_PROBLEM TO SOLVE_: Wherever a line holds the string "Output", copy that line.

[Extracts from a graphics dataset]
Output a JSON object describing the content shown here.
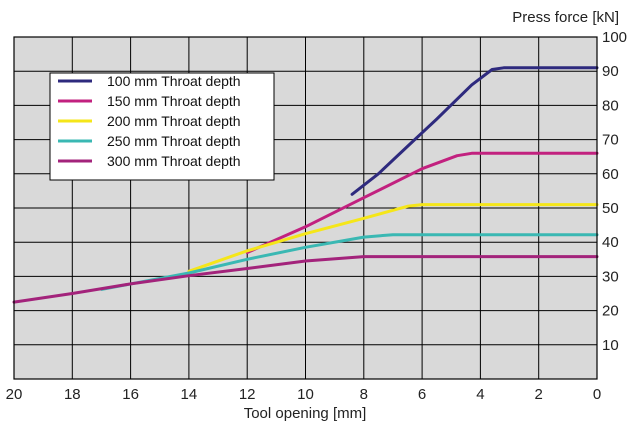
{
  "chart_data": {
    "type": "line",
    "xlabel": "Tool opening [mm]",
    "ylabel": "Press force [kN]",
    "xlim": [
      20,
      0
    ],
    "ylim": [
      0,
      100
    ],
    "x_ticks": [
      20,
      18,
      16,
      14,
      12,
      10,
      8,
      6,
      4,
      2,
      0
    ],
    "y_ticks": [
      10,
      20,
      30,
      40,
      50,
      60,
      70,
      80,
      90,
      100
    ],
    "grid": true,
    "legend_position": "top-left",
    "plot_background": "#d9d9d9",
    "series": [
      {
        "name": "100 mm Throat depth",
        "color": "#2e2a7e",
        "points": [
          [
            8.4,
            54
          ],
          [
            7.5,
            60
          ],
          [
            6.5,
            68
          ],
          [
            5.5,
            76
          ],
          [
            4.3,
            86
          ],
          [
            3.6,
            90.5
          ],
          [
            3.2,
            91
          ],
          [
            0,
            91
          ]
        ]
      },
      {
        "name": "150 mm Throat depth",
        "color": "#c2217f",
        "points": [
          [
            12,
            37
          ],
          [
            10,
            44.5
          ],
          [
            8,
            53
          ],
          [
            6,
            61.5
          ],
          [
            4.8,
            65.3
          ],
          [
            4.3,
            66
          ],
          [
            0,
            66
          ]
        ]
      },
      {
        "name": "200 mm Throat depth",
        "color": "#f5e619",
        "points": [
          [
            14,
            31.5
          ],
          [
            12,
            37.5
          ],
          [
            10,
            42.5
          ],
          [
            8,
            47
          ],
          [
            6.5,
            50.5
          ],
          [
            6,
            51
          ],
          [
            0,
            51
          ]
        ]
      },
      {
        "name": "250 mm Throat depth",
        "color": "#3ab8b3",
        "points": [
          [
            17,
            26.2
          ],
          [
            14,
            31
          ],
          [
            12,
            35
          ],
          [
            10,
            38.5
          ],
          [
            8,
            41.5
          ],
          [
            7,
            42.2
          ],
          [
            0,
            42.2
          ]
        ]
      },
      {
        "name": "300 mm Throat depth",
        "color": "#a3237b",
        "points": [
          [
            20,
            22.5
          ],
          [
            18,
            25
          ],
          [
            16,
            27.8
          ],
          [
            14,
            30.2
          ],
          [
            12,
            32.3
          ],
          [
            10,
            34.5
          ],
          [
            8,
            35.8
          ],
          [
            0,
            35.8
          ]
        ]
      }
    ]
  }
}
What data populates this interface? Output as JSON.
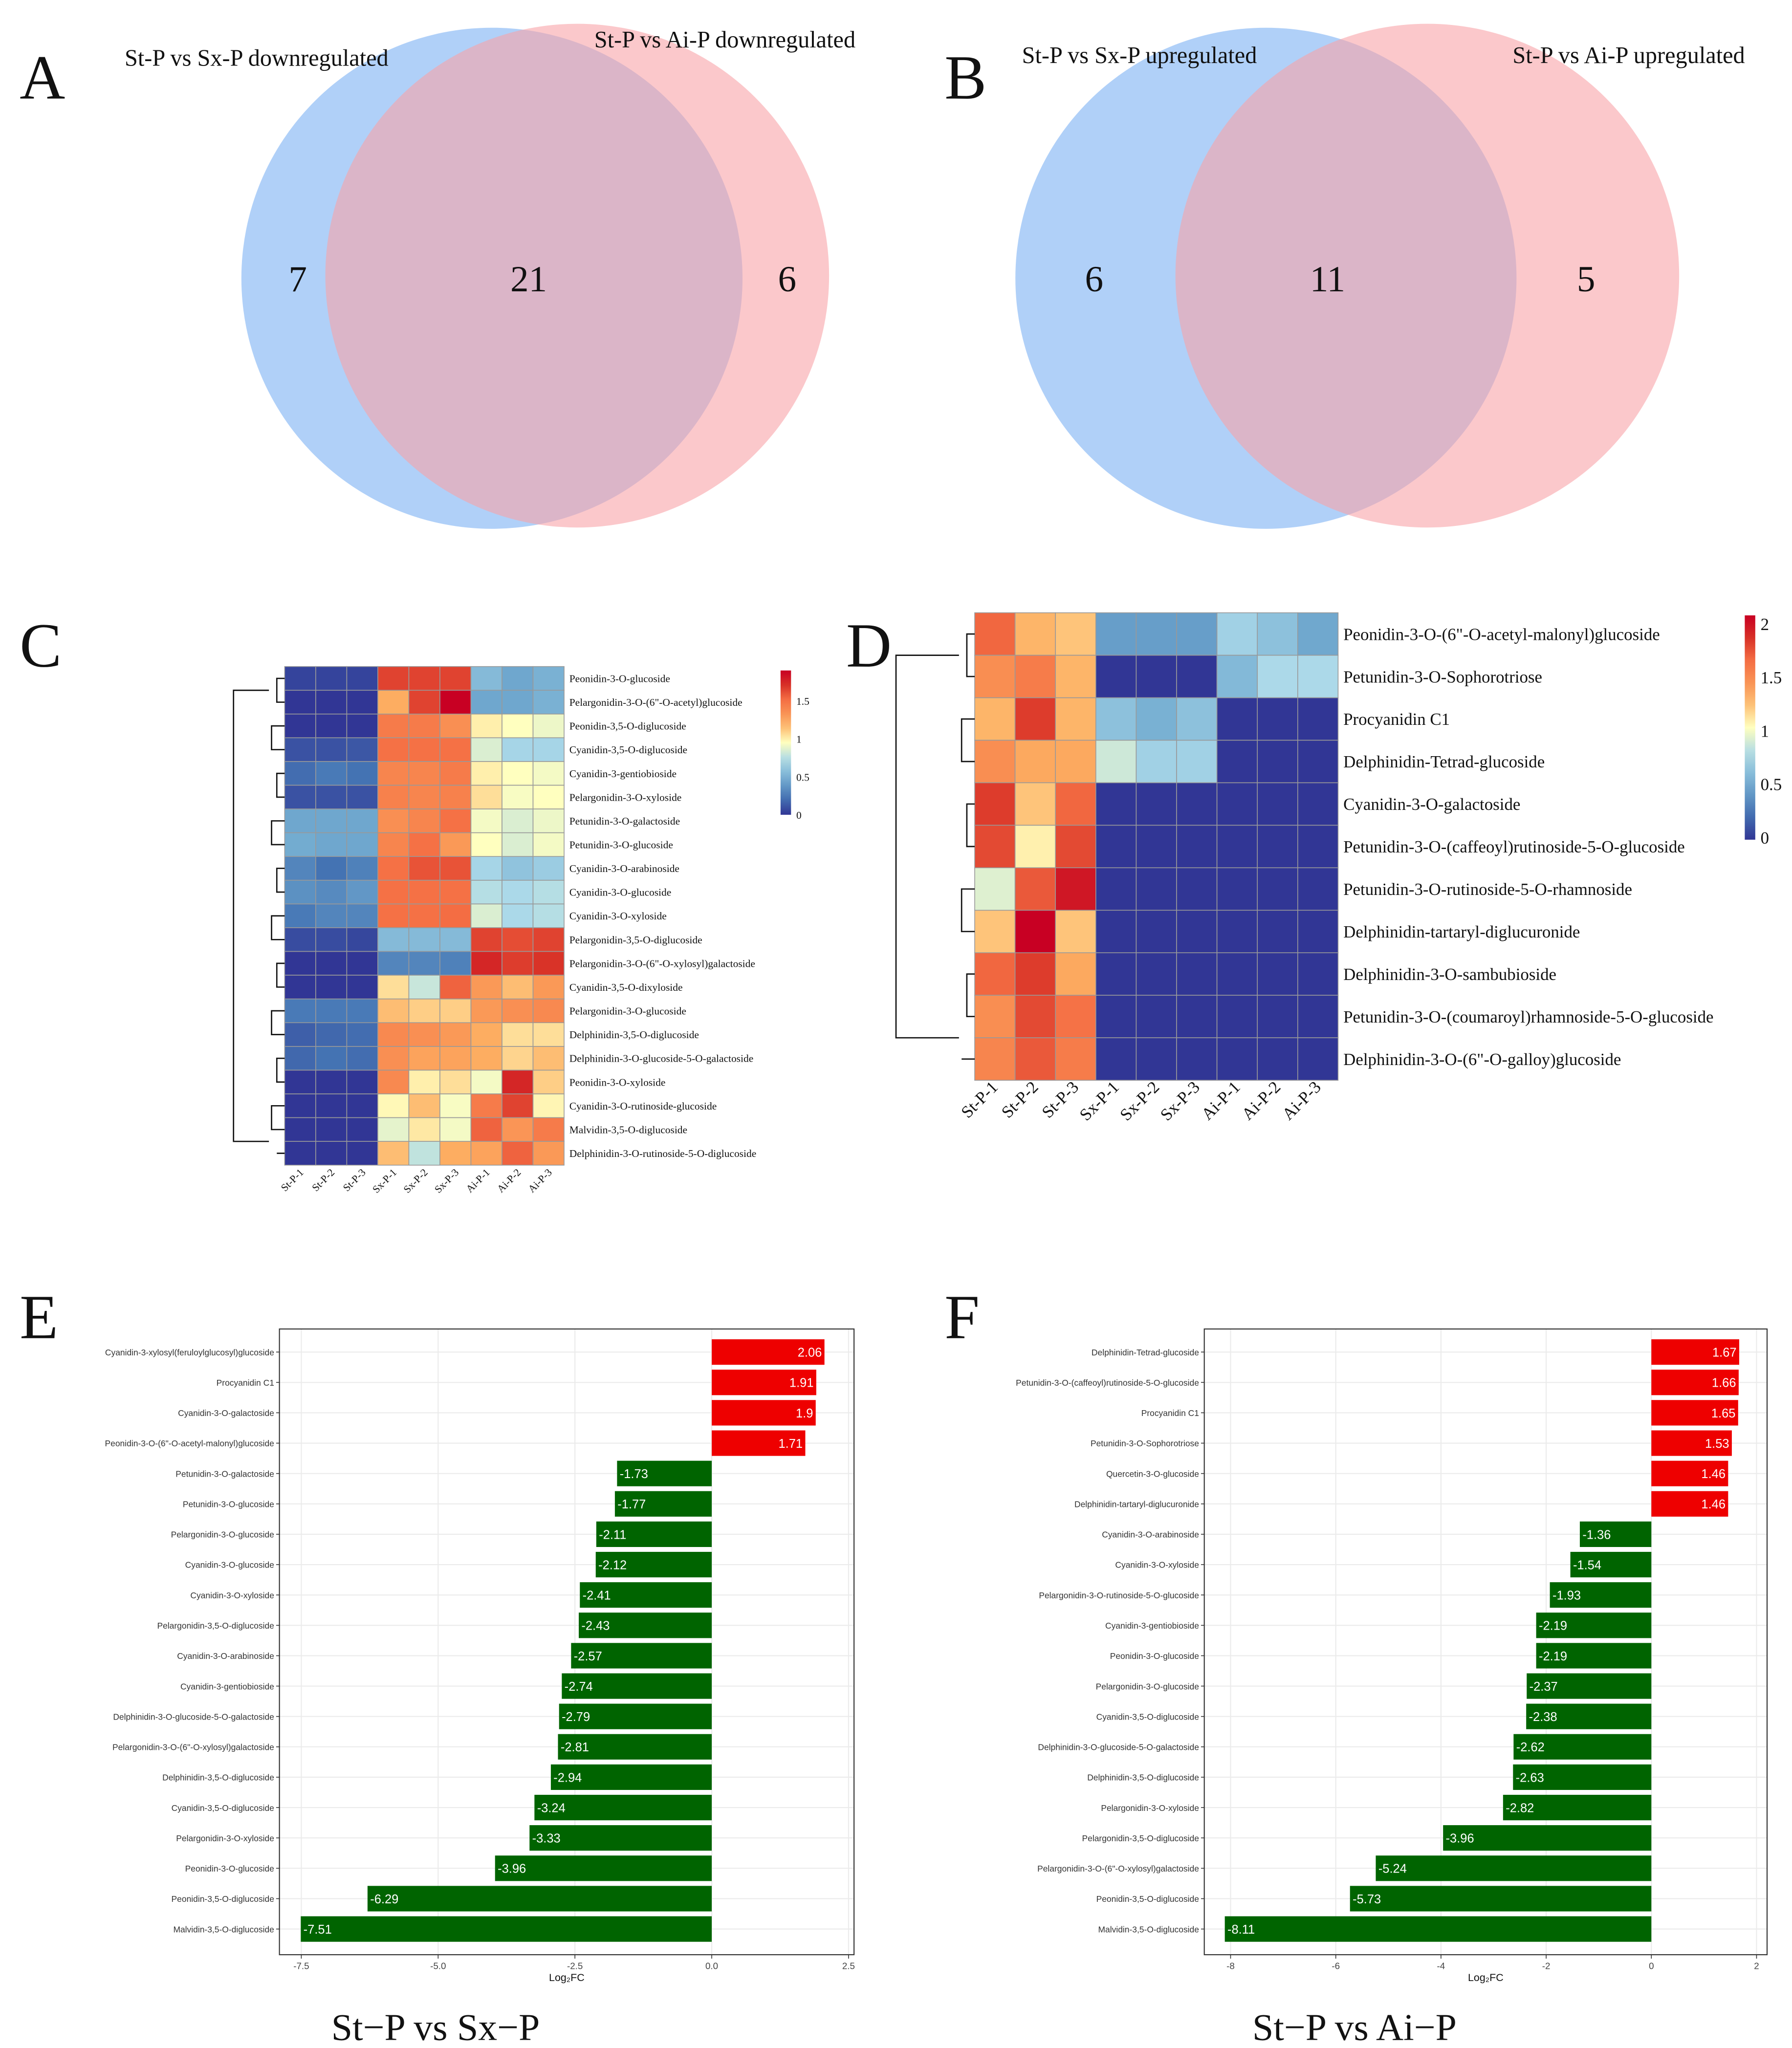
{
  "panel_letters": {
    "a": "A",
    "b": "B",
    "c": "C",
    "d": "D",
    "e": "E",
    "f": "F"
  },
  "colors": {
    "venn_blue": "#8fbcf5",
    "venn_pink": "#f9a3a8",
    "up": "#ee0000",
    "down": "#006400"
  },
  "chart_data": [
    {
      "type": "venn",
      "panel": "A",
      "sets": [
        "St-P vs Sx-P downregulated",
        "St-P vs Ai-P downregulated"
      ],
      "left_only": "7",
      "both": "21",
      "right_only": "6"
    },
    {
      "type": "venn",
      "panel": "B",
      "sets": [
        "St-P vs Sx-P upregulated",
        "St-P vs Ai-P upregulated"
      ],
      "left_only": "6",
      "both": "11",
      "right_only": "5"
    },
    {
      "type": "heatmap",
      "panel": "C",
      "columns": [
        "St-P-1",
        "St-P-2",
        "St-P-3",
        "Sx-P-1",
        "Sx-P-2",
        "Sx-P-3",
        "Ai-P-1",
        "Ai-P-2",
        "Ai-P-3"
      ],
      "colorbar_ticks": [
        "0",
        "0.5",
        "1",
        "1.5"
      ],
      "range": [
        0,
        1.9
      ],
      "rows": [
        "Peonidin-3-O-glucoside",
        "Pelargonidin-3-O-(6\"-O-acetyl)glucoside",
        "Peonidin-3,5-O-diglucoside",
        "Cyanidin-3,5-O-diglucoside",
        "Cyanidin-3-gentiobioside",
        "Pelargonidin-3-O-xyloside",
        "Petunidin-3-O-galactoside",
        "Petunidin-3-O-glucoside",
        "Cyanidin-3-O-arabinoside",
        "Cyanidin-3-O-glucoside",
        "Cyanidin-3-O-xyloside",
        "Pelargonidin-3,5-O-diglucoside",
        "Pelargonidin-3-O-(6\"-O-xylosyl)galactoside",
        "Cyanidin-3,5-O-dixyloside",
        "Pelargonidin-3-O-glucoside",
        "Delphinidin-3,5-O-diglucoside",
        "Delphinidin-3-O-glucoside-5-O-galactoside",
        "Peonidin-3-O-xyloside",
        "Cyanidin-3-O-rutinoside-glucoside",
        "Malvidin-3,5-O-diglucoside",
        "Delphinidin-3-O-rutinoside-5-O-diglucoside"
      ],
      "values": [
        [
          0.05,
          0.05,
          0.05,
          1.65,
          1.65,
          1.65,
          0.55,
          0.45,
          0.5
        ],
        [
          0,
          0,
          0,
          1.2,
          1.65,
          1.9,
          0.45,
          0.45,
          0.5
        ],
        [
          0,
          0,
          0,
          1.45,
          1.45,
          1.35,
          1.0,
          0.95,
          0.9
        ],
        [
          0.1,
          0.1,
          0.12,
          1.5,
          1.5,
          1.5,
          0.85,
          0.7,
          0.7
        ],
        [
          0.2,
          0.25,
          0.22,
          1.4,
          1.4,
          1.45,
          1.0,
          0.95,
          0.92
        ],
        [
          0.1,
          0.1,
          0.1,
          1.42,
          1.4,
          1.42,
          1.05,
          0.93,
          0.95
        ],
        [
          0.45,
          0.45,
          0.45,
          1.35,
          1.4,
          1.5,
          0.92,
          0.85,
          0.9
        ],
        [
          0.47,
          0.45,
          0.45,
          1.4,
          1.5,
          1.3,
          0.95,
          0.85,
          0.92
        ],
        [
          0.3,
          0.22,
          0.28,
          1.5,
          1.6,
          1.6,
          0.7,
          0.6,
          0.65
        ],
        [
          0.35,
          0.32,
          0.38,
          1.5,
          1.5,
          1.5,
          0.75,
          0.72,
          0.75
        ],
        [
          0.25,
          0.3,
          0.3,
          1.5,
          1.5,
          1.52,
          0.85,
          0.72,
          0.75
        ],
        [
          0.08,
          0.08,
          0.06,
          0.55,
          0.55,
          0.55,
          1.65,
          1.62,
          1.65
        ],
        [
          0,
          0,
          0,
          0.3,
          0.3,
          0.28,
          1.75,
          1.67,
          1.7
        ],
        [
          0,
          0,
          0,
          1.05,
          0.8,
          1.55,
          1.3,
          1.15,
          1.3
        ],
        [
          0.25,
          0.25,
          0.25,
          1.15,
          1.1,
          1.1,
          1.3,
          1.35,
          1.38
        ],
        [
          0.15,
          0.18,
          0.2,
          1.38,
          1.35,
          1.3,
          1.2,
          1.05,
          1.05
        ],
        [
          0.18,
          0.22,
          0.2,
          1.35,
          1.25,
          1.25,
          1.2,
          1.08,
          1.15
        ],
        [
          0,
          0,
          0,
          1.38,
          1.0,
          1.05,
          0.92,
          1.75,
          1.1
        ],
        [
          0,
          0,
          0,
          0.97,
          1.15,
          0.93,
          1.45,
          1.65,
          0.98
        ],
        [
          0,
          0,
          0,
          0.88,
          1.02,
          0.92,
          1.55,
          1.32,
          1.45
        ],
        [
          0,
          0,
          0,
          1.15,
          0.78,
          1.2,
          1.25,
          1.55,
          1.3
        ]
      ]
    },
    {
      "type": "heatmap",
      "panel": "D",
      "columns": [
        "St-P-1",
        "St-P-2",
        "St-P-3",
        "Sx-P-1",
        "Sx-P-2",
        "Sx-P-3",
        "Ai-P-1",
        "Ai-P-2",
        "Ai-P-3"
      ],
      "colorbar_ticks": [
        "0",
        "0.5",
        "1",
        "1.5",
        "2"
      ],
      "range": [
        0,
        2.1
      ],
      "rows": [
        "Peonidin-3-O-(6\"-O-acetyl-malonyl)glucoside",
        "Petunidin-3-O-Sophorotriose",
        "Procyanidin C1",
        "Delphinidin-Tetrad-glucoside",
        "Cyanidin-3-O-galactoside",
        "Petunidin-3-O-(caffeoyl)rutinoside-5-O-glucoside",
        "Petunidin-3-O-rutinoside-5-O-rhamnoside",
        "Delphinidin-tartaryl-diglucuronide",
        "Delphinidin-3-O-sambubioside",
        "Petunidin-3-O-(coumaroyl)rhamnoside-5-O-glucoside",
        "Delphinidin-3-O-(6\"-O-galloy)glucoside"
      ],
      "values": [
        [
          1.7,
          1.3,
          1.25,
          0.45,
          0.45,
          0.45,
          0.75,
          0.65,
          0.5
        ],
        [
          1.5,
          1.6,
          1.3,
          0,
          0,
          0,
          0.6,
          0.8,
          0.8
        ],
        [
          1.3,
          1.85,
          1.3,
          0.65,
          0.55,
          0.65,
          0,
          0,
          0
        ],
        [
          1.5,
          1.35,
          1.35,
          0.9,
          0.75,
          0.75,
          0,
          0,
          0
        ],
        [
          1.85,
          1.25,
          1.7,
          0,
          0,
          0,
          0,
          0,
          0
        ],
        [
          1.8,
          1.1,
          1.8,
          0,
          0,
          0,
          0,
          0,
          0
        ],
        [
          0.95,
          1.75,
          2.0,
          0,
          0,
          0,
          0,
          0,
          0
        ],
        [
          1.25,
          2.1,
          1.25,
          0,
          0,
          0,
          0,
          0,
          0
        ],
        [
          1.7,
          1.85,
          1.35,
          0,
          0,
          0,
          0,
          0,
          0
        ],
        [
          1.5,
          1.8,
          1.65,
          0,
          0,
          0,
          0,
          0,
          0
        ],
        [
          1.55,
          1.75,
          1.6,
          0,
          0,
          0,
          0,
          0,
          0
        ]
      ]
    },
    {
      "type": "bar",
      "panel": "E",
      "orientation": "horizontal",
      "title": "St−P  vs  Sx−P",
      "xlabel": "Log₂FC",
      "xlim": [
        -7.9,
        2.6
      ],
      "xticks": [
        "-7.5",
        "-5.0",
        "-2.5",
        "0.0",
        "2.5"
      ],
      "xtick_values": [
        -7.5,
        -5,
        -2.5,
        0,
        2.5
      ],
      "categories": [
        "Cyanidin-3-xylosyl(feruloylglucosyl)glucoside",
        "Procyanidin C1",
        "Cyanidin-3-O-galactoside",
        "Peonidin-3-O-(6\"-O-acetyl-malonyl)glucoside",
        "Petunidin-3-O-galactoside",
        "Petunidin-3-O-glucoside",
        "Pelargonidin-3-O-glucoside",
        "Cyanidin-3-O-glucoside",
        "Cyanidin-3-O-xyloside",
        "Pelargonidin-3,5-O-diglucoside",
        "Cyanidin-3-O-arabinoside",
        "Cyanidin-3-gentiobioside",
        "Delphinidin-3-O-glucoside-5-O-galactoside",
        "Pelargonidin-3-O-(6\"-O-xylosyl)galactoside",
        "Delphinidin-3,5-O-diglucoside",
        "Cyanidin-3,5-O-diglucoside",
        "Pelargonidin-3-O-xyloside",
        "Peonidin-3-O-glucoside",
        "Peonidin-3,5-O-diglucoside",
        "Malvidin-3,5-O-diglucoside"
      ],
      "values": [
        2.06,
        1.91,
        1.9,
        1.71,
        -1.73,
        -1.77,
        -2.11,
        -2.12,
        -2.41,
        -2.43,
        -2.57,
        -2.74,
        -2.79,
        -2.81,
        -2.94,
        -3.24,
        -3.33,
        -3.96,
        -6.29,
        -7.51
      ],
      "labels": [
        "2.06",
        "1.91",
        "1.9",
        "1.71",
        "-1.73",
        "-1.77",
        "-2.11",
        "-2.12",
        "-2.41",
        "-2.43",
        "-2.57",
        "-2.74",
        "-2.79",
        "-2.81",
        "-2.94",
        "-3.24",
        "-3.33",
        "-3.96",
        "-6.29",
        "-7.51"
      ]
    },
    {
      "type": "bar",
      "panel": "F",
      "orientation": "horizontal",
      "title": "St−P  vs  Ai−P",
      "xlabel": "Log₂FC",
      "xlim": [
        -8.5,
        2.2
      ],
      "xticks": [
        "-8",
        "-6",
        "-4",
        "-2",
        "0",
        "2"
      ],
      "xtick_values": [
        -8,
        -6,
        -4,
        -2,
        0,
        2
      ],
      "categories": [
        "Delphinidin-Tetrad-glucoside",
        "Petunidin-3-O-(caffeoyl)rutinoside-5-O-glucoside",
        "Procyanidin C1",
        "Petunidin-3-O-Sophorotriose",
        "Quercetin-3-O-glucoside",
        "Delphinidin-tartaryl-diglucuronide",
        "Cyanidin-3-O-arabinoside",
        "Cyanidin-3-O-xyloside",
        "Pelargonidin-3-O-rutinoside-5-O-glucoside",
        "Cyanidin-3-gentiobioside",
        "Peonidin-3-O-glucoside",
        "Pelargonidin-3-O-glucoside",
        "Cyanidin-3,5-O-diglucoside",
        "Delphinidin-3-O-glucoside-5-O-galactoside",
        "Delphinidin-3,5-O-diglucoside",
        "Pelargonidin-3-O-xyloside",
        "Pelargonidin-3,5-O-diglucoside",
        "Pelargonidin-3-O-(6\"-O-xylosyl)galactoside",
        "Peonidin-3,5-O-diglucoside",
        "Malvidin-3,5-O-diglucoside"
      ],
      "values": [
        1.67,
        1.66,
        1.65,
        1.53,
        1.46,
        1.46,
        -1.36,
        -1.54,
        -1.93,
        -2.19,
        -2.19,
        -2.37,
        -2.38,
        -2.62,
        -2.63,
        -2.82,
        -3.96,
        -5.24,
        -5.73,
        -8.11
      ],
      "labels": [
        "1.67",
        "1.66",
        "1.65",
        "1.53",
        "1.46",
        "1.46",
        "-1.36",
        "-1.54",
        "-1.93",
        "-2.19",
        "-2.19",
        "-2.37",
        "-2.38",
        "-2.62",
        "-2.63",
        "-2.82",
        "-3.96",
        "-5.24",
        "-5.73",
        "-8.11"
      ]
    }
  ]
}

_RESPONSE TO THE TASK_:
Output a JSON object describing the content shown here.
What data populates this interface? Output as JSON.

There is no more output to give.